__DO THIS__
Restate the whole listing exactly.

(Records from a data source)
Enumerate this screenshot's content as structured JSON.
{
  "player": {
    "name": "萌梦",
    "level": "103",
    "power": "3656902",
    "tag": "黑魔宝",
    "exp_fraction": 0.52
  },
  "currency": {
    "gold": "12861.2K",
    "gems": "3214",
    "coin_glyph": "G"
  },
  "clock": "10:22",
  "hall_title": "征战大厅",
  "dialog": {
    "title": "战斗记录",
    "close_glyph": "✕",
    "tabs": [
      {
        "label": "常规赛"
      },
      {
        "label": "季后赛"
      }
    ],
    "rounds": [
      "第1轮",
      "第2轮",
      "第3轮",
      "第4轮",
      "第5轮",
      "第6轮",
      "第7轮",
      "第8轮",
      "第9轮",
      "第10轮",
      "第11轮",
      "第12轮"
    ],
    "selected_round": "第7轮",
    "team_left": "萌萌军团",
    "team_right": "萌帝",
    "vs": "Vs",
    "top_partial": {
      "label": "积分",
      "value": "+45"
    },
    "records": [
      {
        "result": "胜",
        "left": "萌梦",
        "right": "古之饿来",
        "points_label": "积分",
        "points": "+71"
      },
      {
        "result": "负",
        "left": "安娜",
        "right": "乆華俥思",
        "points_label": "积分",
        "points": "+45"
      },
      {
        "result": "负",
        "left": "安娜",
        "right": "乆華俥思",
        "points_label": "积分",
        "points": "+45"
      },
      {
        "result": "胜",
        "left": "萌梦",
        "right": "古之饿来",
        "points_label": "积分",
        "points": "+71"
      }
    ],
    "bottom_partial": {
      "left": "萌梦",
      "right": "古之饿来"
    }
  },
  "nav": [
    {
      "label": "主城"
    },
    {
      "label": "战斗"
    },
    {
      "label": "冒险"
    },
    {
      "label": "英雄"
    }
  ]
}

__ANSWER TO THE PROBLEM__
Enumerate this screenshot's content as structured JSON.
{
  "player": {
    "name": "萌梦",
    "level": "103",
    "power": "3656902",
    "tag": "黑魔宝",
    "exp_fraction": 0.52
  },
  "currency": {
    "gold": "12861.2K",
    "gems": "3214",
    "coin_glyph": "G"
  },
  "clock": "10:22",
  "hall_title": "征战大厅",
  "dialog": {
    "title": "战斗记录",
    "close_glyph": "✕",
    "tabs": [
      {
        "label": "常规赛"
      },
      {
        "label": "季后赛"
      }
    ],
    "rounds": [
      "第1轮",
      "第2轮",
      "第3轮",
      "第4轮",
      "第5轮",
      "第6轮",
      "第7轮",
      "第8轮",
      "第9轮",
      "第10轮",
      "第11轮",
      "第12轮"
    ],
    "selected_round": "第7轮",
    "team_left": "萌萌军团",
    "team_right": "萌帝",
    "vs": "Vs",
    "top_partial": {
      "label": "积分",
      "value": "+45"
    },
    "records": [
      {
        "result": "胜",
        "left": "萌梦",
        "right": "古之饿来",
        "points_label": "积分",
        "points": "+71"
      },
      {
        "result": "负",
        "left": "安娜",
        "right": "乆華俥思",
        "points_label": "积分",
        "points": "+45"
      },
      {
        "result": "负",
        "left": "安娜",
        "right": "乆華俥思",
        "points_label": "积分",
        "points": "+45"
      },
      {
        "result": "胜",
        "left": "萌梦",
        "right": "古之饿来",
        "points_label": "积分",
        "points": "+71"
      }
    ],
    "bottom_partial": {
      "left": "萌梦",
      "right": "古之饿来"
    }
  },
  "nav": [
    {
      "label": "主城"
    },
    {
      "label": "战斗"
    },
    {
      "label": "冒险"
    },
    {
      "label": "英雄"
    }
  ]
}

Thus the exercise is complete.